● **Task statement**
Your task is to copy the material exactly.

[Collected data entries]

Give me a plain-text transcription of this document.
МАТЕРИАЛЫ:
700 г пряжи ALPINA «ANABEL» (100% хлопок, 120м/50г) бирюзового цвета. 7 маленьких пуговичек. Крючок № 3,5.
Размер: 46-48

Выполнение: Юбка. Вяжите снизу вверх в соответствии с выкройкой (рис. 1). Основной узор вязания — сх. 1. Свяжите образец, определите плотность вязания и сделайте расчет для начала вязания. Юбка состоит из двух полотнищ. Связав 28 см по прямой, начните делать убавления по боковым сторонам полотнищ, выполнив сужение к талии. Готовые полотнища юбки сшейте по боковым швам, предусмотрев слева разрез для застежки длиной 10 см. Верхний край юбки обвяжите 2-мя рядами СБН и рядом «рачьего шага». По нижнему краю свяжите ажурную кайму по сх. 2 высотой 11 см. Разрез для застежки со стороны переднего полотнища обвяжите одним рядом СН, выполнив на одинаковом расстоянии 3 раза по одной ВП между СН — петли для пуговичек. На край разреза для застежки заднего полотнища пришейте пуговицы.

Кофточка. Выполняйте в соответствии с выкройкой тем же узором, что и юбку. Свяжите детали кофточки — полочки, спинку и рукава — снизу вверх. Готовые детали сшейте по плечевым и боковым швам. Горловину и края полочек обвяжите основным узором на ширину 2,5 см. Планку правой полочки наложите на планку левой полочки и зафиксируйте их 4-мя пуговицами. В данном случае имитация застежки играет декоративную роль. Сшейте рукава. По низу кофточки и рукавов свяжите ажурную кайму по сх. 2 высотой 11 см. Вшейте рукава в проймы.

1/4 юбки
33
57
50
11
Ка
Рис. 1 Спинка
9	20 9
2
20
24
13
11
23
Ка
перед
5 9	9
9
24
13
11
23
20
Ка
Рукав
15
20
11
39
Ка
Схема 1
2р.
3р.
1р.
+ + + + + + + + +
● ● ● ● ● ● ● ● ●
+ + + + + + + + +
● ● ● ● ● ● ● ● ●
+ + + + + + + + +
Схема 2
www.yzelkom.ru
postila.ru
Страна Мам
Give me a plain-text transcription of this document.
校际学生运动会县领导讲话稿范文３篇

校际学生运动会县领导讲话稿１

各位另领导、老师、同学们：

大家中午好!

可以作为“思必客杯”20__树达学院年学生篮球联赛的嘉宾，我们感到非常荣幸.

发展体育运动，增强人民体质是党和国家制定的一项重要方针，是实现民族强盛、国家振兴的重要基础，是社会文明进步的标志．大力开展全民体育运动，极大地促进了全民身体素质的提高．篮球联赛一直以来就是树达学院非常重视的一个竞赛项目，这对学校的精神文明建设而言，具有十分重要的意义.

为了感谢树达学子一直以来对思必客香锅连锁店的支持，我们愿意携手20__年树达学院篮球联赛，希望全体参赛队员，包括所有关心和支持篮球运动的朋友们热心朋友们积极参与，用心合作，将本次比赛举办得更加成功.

● **Full answer**
Give me a plain-text transcription of this document.
МАТЕРИАЛЫ:
700 г пряжи ALPINA «ANABEL» (100% хлопок, 120м/50г) бирюзового цвета. 7 маленьких пуговичек. Крючок № 3,5.
Размер: 46-48

Выполнение: Юбка. Вяжите снизу вверх в соответствии с выкройкой (рис. 1). Основной узор вязания — сх. 1. Свяжите образец, определите плотность вязания и сделайте расчет для начала вязания. Юбка состоит из двух полотнищ. Связав 28 см по прямой, начните делать убавления по боковым сторонам полотнищ, выполнив сужение к талии. Готовые полотнища юбки сшейте по боковым швам, предусмотрев слева разрез для застежки длиной 10 см. Верхний край юбки обвяжите 2-мя рядами СБН и рядом «рачьего шага». По нижнему краю свяжите ажурную кайму по сх. 2 высотой 11 см. Разрез для застежки со стороны переднего полотнища обвяжите одним рядом СН, выполнив на одинаковом расстоянии 3 раза по одной ВП между СН — петли для пуговичек. На край разреза для застежки заднего полотнища пришейте пуговицы.

Кофточка. Выполняйте в соответствии с выкройкой тем же узором, что и юбку. Свяжите детали кофточки — полочки, спинку и рукава — снизу вверх. Готовые детали сшейте по плечевым и боковым швам. Горловину и края полочек обвяжите основным узором на ширину 2,5 см. Планку правой полочки наложите на планку левой полочки и зафиксируйте их 4-мя пуговицами. В данном случае имитация застежки играет декоративную роль. Сшейте рукава. По низу кофточки и рукавов свяжите ажурную кайму по сх. 2 высотой 11 см. Вшейте рукава в проймы.

1/4 юбки
33
57
50
11
Ка
Рис. 1 Спинка
9	20 9
2
20
24
13
11
23
Ка
перед
5 9	9
9
24
13
11
23
20
Ка
Рукав
15
20
11
39
Ка
Схема 1
2р.
3р.
1р.
+ + + + + + + + +
● ● ● ● ● ● ● ● ●
+ + + + + + + + +
● ● ● ● ● ● ● ● ●
+ + + + + + + + +
Схема 2
www.yzelkom.ru
postila.ru
Страна Мам
Give me a plain-text transcription of this document.
校际学生运动会县领导讲话稿范文３篇

校际学生运动会县领导讲话稿１

各位另领导、老师、同学们：

大家中午好!

可以作为“思必客杯”20__树达学院年学生篮球联赛的嘉宾，我们感到非常荣幸.

发展体育运动，增强人民体质是党和国家制定的一项重要方针，是实现民族强盛、国家振兴的重要基础，是社会文明进步的标志．大力开展全民体育运动，极大地促进了全民身体素质的提高．篮球联赛一直以来就是树达学院非常重视的一个竞赛项目，这对学校的精神文明建设而言，具有十分重要的意义.

为了感谢树达学子一直以来对思必客香锅连锁店的支持，我们愿意携手20__年树达学院篮球联赛，希望全体参赛队员，包括所有关心和支持篮球运动的朋友们热心朋友们积极参与，用心合作，将本次比赛举办得更加成功.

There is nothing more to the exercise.